All records must be quoted exactly. Omit the pictures.

-- begin The input --

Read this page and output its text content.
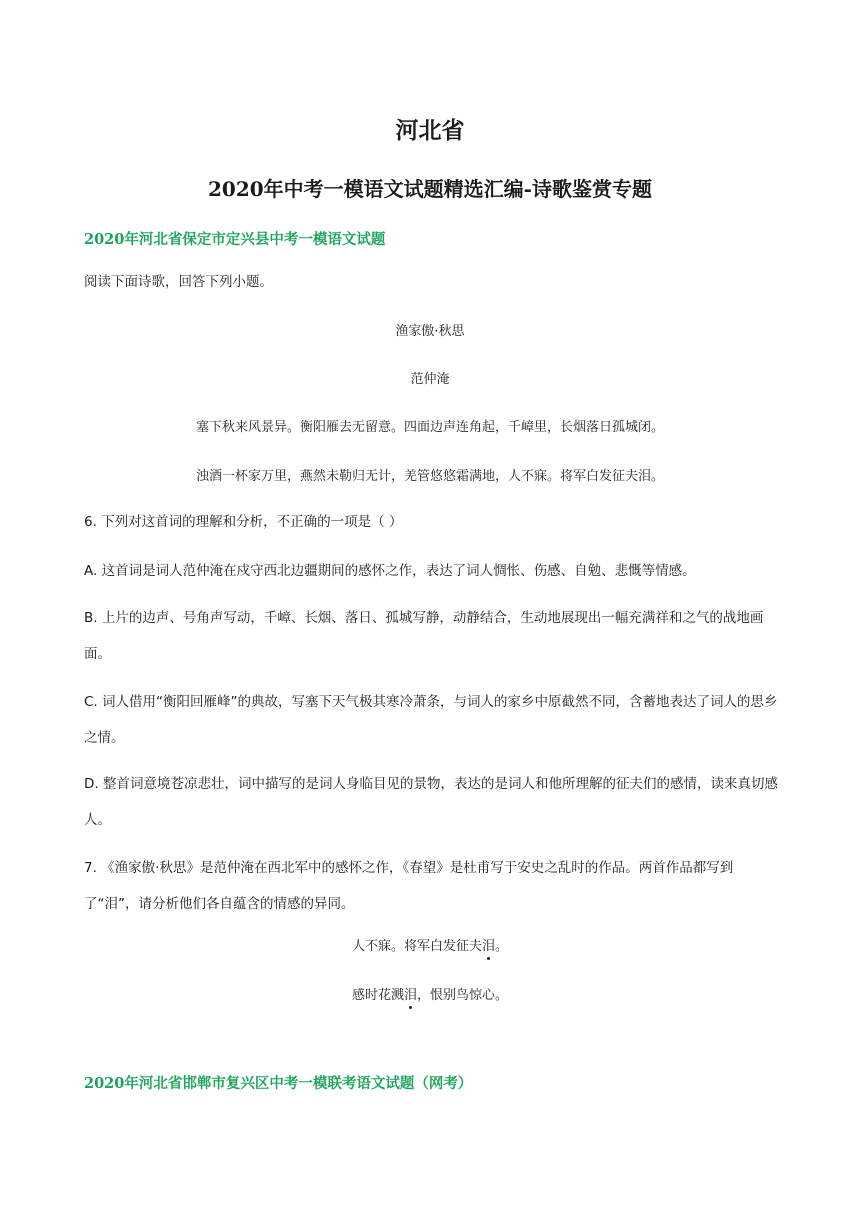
河北省
2020年中考一模语文试题精选汇编-诗歌鉴赏专题
2020年河北省保定市定兴县中考一模语文试题
阅读下面诗歌，回答下列小题。
渔家傲·秋思
范仲淹
塞下秋来风景异。衡阳雁去无留意。四面边声连角起，千嶂里，长烟落日孤城闭。
浊酒一杯家万里，燕然未勒归无计，羌管悠悠霜满地，人不寐。将军白发征夫泪。
6. 下列对这首词的理解和分析，不正确的一项是（ ）
A. 这首词是词人范仲淹在戍守西北边疆期间的感怀之作，表达了词人惆怅、伤感、自勉、悲慨等情感。
B. 上片的边声、号角声写动，千嶂、长烟、落日、孤城写静，动静结合，生动地展现出一幅充满祥和之气的战地画面。
C. 词人借用“衡阳回雁峰”的典故，写塞下天气极其寒冷萧条，与词人的家乡中原截然不同，含蓄地表达了词人的思乡之情。
D. 整首词意境苍凉悲壮，词中描写的是词人身临目见的景物，表达的是词人和他所理解的征夫们的感情，读来真切感人。
7. 《渔家傲·秋思》是范仲淹在西北军中的感怀之作，《春望》是杜甫写于安史之乱时的作品。两首作品都写到了“泪”，请分析他们各自蕴含的情感的异同。
人不寐。将军白发征夫泪。
感时花溅泪，恨别鸟惊心。
2020年河北省邯郸市复兴区中考一模联考语文试题（网考）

-- end The input --

Task solution:
Read this page and output its text content.
河北省
2020年中考一模语文试题精选汇编-诗歌鉴赏专题
2020年河北省保定市定兴县中考一模语文试题
阅读下面诗歌，回答下列小题。
渔家傲·秋思
范仲淹
塞下秋来风景异。衡阳雁去无留意。四面边声连角起，千嶂里，长烟落日孤城闭。
浊酒一杯家万里，燕然未勒归无计，羌管悠悠霜满地，人不寐。将军白发征夫泪。
6. 下列对这首词的理解和分析，不正确的一项是（ ）
A. 这首词是词人范仲淹在戍守西北边疆期间的感怀之作，表达了词人惆怅、伤感、自勉、悲慨等情感。
B. 上片的边声、号角声写动，千嶂、长烟、落日、孤城写静，动静结合，生动地展现出一幅充满祥和之气的战地画面。
C. 词人借用“衡阳回雁峰”的典故，写塞下天气极其寒冷萧条，与词人的家乡中原截然不同，含蓄地表达了词人的思乡之情。
D. 整首词意境苍凉悲壮，词中描写的是词人身临目见的景物，表达的是词人和他所理解的征夫们的感情，读来真切感人。
7. 《渔家傲·秋思》是范仲淹在西北军中的感怀之作，《春望》是杜甫写于安史之乱时的作品。两首作品都写到了“泪”，请分析他们各自蕴含的情感的异同。
人不寐。将军白发征夫泪。
感时花溅泪，恨别鸟惊心。
2020年河北省邯郸市复兴区中考一模联考语文试题（网考）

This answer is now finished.